(YOUR TASKS):
#1 Quote the article on fast grocery delivery word for word, everything from "Zapp has raised" down to "well as Amsterdam.".
#2 Pick up the article on fast grocery delivery startups where it stops and keep writing it.

(EXCERPTED TEXT):
↓↓↓

Investors have been drawn to the sector by the surge in demand for home delivery amid Covid-19 lockdowns and the potential for consolidation. “There is clearly demand for this service, and the pandemic has accelerated that demand,” said Paul Martin, the U.K. head of consulting firm KPMG’s retail practice. “But probably only one or two players will win through and dominate.”

Apart from possible mergers among players, large supermarket chains may elect to acquire or partner with some of the more promising startups, Mr. Martin said, providing the potential for shorter-term paydays for investors. On Thursday, Tesco PLC, the U.K.’s biggest supermarket group, said it was launching a pilot with Gorillas to start offering a 10-minute delivery from some of its stores.

But most startups will fail to achieve profitability, Mr. Martin said, as their model for operating their own stores and owning product inventory, as well as employing store workers and delivery riders, makes them costly to run.

London-based Zapp promises deliveries in under 20 minutes, a bit longer than some others. It is easier to deliver consistently inside that window, said Steve O’Hear, the company’s vice president of strategy, and customers care more about promises being kept than about getting their sodas and potato chips a few minutes faster.

Zapp has raised about $105 million in capital from investors, including Lightspeed, according to PitchBook. It opened its first “dark store”—which resembles a convenience store that is closed to the public—late last year. It now operates 24 of them in London, with more in other U.K. cities, as well as Amsterdam.

The facilities are similar to the dark kitchens set up across town by food-delivery companies to prepare meals from several different restaurants. Zapp’s operates 24 hours a day, serving as mini delivery hubs for customers in a roughly two-mile radius.

Customers buy online through a smartphone app. The business caters to sudden cravings and minor emergencies: Ice cream and toilet paper are the two bestsellers, according to Ana Alves, the manager of Zapp’s store in London’s Shoreditch neighborhood.

At the front of the store, an operator monitors a bank of computer screens, tracking inventories, orders and deliveries. Shelves are stacked chiefly with snack foods, drinks and household essentials.

A bleep alerts the team to an incoming order, and a store “picker” jumps up and grabs a basket. On one day recently, an order came in for soap, hummus, eggs and bananas. The picker, reading from a device strapped to her wrist, bagged up the items and handed them over to a delivery rider, who zipped away on an electric bike parked outside.

↑↑↑

(DATASET EXCERPTS):
↓↓↓

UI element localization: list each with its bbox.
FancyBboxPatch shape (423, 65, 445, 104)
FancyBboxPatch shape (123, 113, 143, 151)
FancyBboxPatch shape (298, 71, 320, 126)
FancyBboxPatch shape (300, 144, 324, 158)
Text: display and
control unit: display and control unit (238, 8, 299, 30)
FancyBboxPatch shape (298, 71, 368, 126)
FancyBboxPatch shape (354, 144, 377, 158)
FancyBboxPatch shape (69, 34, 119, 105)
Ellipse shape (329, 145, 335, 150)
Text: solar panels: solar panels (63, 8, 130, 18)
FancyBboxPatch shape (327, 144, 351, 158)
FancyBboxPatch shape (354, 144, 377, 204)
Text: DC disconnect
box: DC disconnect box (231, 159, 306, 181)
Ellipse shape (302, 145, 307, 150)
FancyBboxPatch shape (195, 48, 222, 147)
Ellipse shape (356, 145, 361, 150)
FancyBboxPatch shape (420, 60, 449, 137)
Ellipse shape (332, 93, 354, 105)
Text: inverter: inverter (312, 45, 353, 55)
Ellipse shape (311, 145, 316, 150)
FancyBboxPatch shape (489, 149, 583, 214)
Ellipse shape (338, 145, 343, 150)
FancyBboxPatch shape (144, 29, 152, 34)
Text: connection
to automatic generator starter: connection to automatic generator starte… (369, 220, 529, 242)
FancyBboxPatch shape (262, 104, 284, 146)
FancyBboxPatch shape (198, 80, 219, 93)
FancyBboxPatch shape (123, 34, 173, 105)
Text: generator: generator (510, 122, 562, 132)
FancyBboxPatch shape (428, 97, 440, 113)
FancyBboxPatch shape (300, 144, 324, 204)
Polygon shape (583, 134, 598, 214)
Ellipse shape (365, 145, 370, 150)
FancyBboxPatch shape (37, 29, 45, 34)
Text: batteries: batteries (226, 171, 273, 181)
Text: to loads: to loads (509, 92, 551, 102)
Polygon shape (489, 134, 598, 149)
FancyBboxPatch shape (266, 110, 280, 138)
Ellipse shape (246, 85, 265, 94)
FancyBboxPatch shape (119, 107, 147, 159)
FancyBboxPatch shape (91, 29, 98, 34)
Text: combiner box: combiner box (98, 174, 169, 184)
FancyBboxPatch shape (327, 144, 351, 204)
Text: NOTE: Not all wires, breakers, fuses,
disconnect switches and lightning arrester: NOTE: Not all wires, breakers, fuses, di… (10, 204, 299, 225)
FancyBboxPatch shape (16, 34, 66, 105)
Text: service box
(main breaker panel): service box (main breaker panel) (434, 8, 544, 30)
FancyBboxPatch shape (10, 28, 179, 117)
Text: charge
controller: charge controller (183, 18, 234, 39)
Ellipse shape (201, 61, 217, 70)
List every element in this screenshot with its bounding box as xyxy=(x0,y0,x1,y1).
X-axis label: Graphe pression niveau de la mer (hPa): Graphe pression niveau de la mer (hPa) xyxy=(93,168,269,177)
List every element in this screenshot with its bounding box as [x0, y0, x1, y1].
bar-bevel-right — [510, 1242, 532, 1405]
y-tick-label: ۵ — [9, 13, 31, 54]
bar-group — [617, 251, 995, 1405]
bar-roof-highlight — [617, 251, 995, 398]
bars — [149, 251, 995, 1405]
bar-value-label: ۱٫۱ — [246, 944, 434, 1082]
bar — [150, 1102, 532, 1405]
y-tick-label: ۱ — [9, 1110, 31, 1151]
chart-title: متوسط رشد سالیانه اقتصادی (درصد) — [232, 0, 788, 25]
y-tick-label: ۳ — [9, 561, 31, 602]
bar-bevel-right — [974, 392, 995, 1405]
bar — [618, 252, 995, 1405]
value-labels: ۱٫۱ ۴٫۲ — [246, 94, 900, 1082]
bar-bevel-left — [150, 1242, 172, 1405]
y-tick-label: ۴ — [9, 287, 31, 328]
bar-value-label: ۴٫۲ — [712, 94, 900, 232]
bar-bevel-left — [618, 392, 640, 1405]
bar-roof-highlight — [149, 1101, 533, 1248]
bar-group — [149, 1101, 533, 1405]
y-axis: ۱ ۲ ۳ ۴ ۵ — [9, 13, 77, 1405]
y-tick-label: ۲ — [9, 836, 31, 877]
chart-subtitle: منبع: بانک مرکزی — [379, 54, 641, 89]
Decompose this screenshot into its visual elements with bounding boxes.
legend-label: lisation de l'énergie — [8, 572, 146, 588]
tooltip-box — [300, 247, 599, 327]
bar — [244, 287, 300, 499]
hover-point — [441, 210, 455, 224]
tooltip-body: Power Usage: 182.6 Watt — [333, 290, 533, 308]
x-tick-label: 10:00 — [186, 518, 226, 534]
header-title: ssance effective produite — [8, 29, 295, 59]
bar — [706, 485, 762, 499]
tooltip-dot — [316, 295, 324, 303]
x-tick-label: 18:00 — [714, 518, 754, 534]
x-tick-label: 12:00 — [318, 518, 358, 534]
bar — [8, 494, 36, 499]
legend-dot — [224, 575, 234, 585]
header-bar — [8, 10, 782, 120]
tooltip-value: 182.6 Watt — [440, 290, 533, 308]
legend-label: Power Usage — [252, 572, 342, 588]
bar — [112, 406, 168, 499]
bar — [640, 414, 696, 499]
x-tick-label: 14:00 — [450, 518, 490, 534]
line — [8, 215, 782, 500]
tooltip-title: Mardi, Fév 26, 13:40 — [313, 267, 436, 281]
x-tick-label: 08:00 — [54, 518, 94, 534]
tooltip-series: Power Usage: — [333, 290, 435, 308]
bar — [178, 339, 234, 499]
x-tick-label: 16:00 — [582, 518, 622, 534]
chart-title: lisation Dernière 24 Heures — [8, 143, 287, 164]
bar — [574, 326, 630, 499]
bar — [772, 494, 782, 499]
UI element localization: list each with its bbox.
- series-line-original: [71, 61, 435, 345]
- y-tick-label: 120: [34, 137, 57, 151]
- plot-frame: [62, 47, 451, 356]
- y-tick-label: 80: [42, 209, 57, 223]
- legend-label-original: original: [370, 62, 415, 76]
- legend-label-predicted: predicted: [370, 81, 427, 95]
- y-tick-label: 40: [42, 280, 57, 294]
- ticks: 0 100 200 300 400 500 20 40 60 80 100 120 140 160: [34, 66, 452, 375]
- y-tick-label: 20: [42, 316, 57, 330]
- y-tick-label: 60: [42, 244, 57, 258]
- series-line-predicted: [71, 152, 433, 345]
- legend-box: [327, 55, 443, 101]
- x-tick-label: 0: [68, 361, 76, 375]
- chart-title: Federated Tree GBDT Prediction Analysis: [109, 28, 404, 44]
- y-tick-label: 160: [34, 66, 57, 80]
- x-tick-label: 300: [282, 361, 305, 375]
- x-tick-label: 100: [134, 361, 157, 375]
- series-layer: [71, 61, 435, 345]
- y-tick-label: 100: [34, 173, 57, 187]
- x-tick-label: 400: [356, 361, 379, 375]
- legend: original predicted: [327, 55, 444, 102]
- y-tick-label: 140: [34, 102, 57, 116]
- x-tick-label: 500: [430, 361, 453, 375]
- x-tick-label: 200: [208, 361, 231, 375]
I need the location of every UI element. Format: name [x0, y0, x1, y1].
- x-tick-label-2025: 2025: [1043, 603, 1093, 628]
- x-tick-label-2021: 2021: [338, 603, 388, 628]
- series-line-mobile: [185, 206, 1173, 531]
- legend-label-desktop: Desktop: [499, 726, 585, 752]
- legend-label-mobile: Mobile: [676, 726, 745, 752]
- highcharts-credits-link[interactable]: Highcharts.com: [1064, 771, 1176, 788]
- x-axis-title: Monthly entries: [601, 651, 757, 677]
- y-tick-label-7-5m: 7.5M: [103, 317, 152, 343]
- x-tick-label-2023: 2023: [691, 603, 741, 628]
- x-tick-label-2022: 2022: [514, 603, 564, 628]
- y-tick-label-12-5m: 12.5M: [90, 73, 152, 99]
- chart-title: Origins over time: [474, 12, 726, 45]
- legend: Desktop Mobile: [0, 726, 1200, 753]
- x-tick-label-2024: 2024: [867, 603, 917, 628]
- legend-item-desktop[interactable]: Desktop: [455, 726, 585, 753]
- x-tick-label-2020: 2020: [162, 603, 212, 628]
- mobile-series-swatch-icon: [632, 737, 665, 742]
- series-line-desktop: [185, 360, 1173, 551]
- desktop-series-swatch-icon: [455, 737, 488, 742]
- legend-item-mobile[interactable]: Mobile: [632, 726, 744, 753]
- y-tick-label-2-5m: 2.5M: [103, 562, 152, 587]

↑↑↑

(ANSWERS FOR THE TASKS):
#1
Zapp has raised about $105 million in capital from investors, including Lightspeed, according to PitchBook. It opened its first “dark store”—which resembles a convenience store that is closed to the public—late last year. It now operates 24 of them in London, with more in other U.K. cities, as well as Amsterdam.

#2
A significant part of the strategy—and a key differentiator from more traditional online food delivery—is the permanent staff of drivers and store hands that Zapp and others have hired. Customers expect consistency and reliability, “And we just don’t believe you can do that sending gig-economy workers into other people’s stores,” said Mr. O’Hear. Ms. Alves and other employees at the Shoreditch store said the conditions at Zapp were far preferable to those offered by London’s gig-economy employers.

Zapp charges a delivery fee of 1.99 pounds, equivalent to $2.73, on orders under £30; deliveries are free over that amount. Even with the 20-minute delivery time, which is longer than some of its rivals, Zapp’s track record is mixed. Three orders from a Wall Street Journal reporter to different locations in the city arrived in 56 minutes, 42 minutes and 11 minutes, respectively.

In response, Mr. O’Hear said around 90% of Zapp’s deliveries arrive on time. The company returns the full value of an order as credit if it is significantly late. The average Zapp order’s value is around $35. Zapp says it makes a profit on two-thirds of its transactions.

Weezy Group Ltd., another London-based startup, wants customers who use its service regularly to supplement their main grocery-store run. Alec Dent, Weezy’s co-founder, said the company targets households that want to buy high-quality local produce in a “weekly top-up shop,” in between regular weekend visits to a real supermarket.

“We’re not replacing anything, we’re providing a new type of shopping channel,” Mr. Dent said.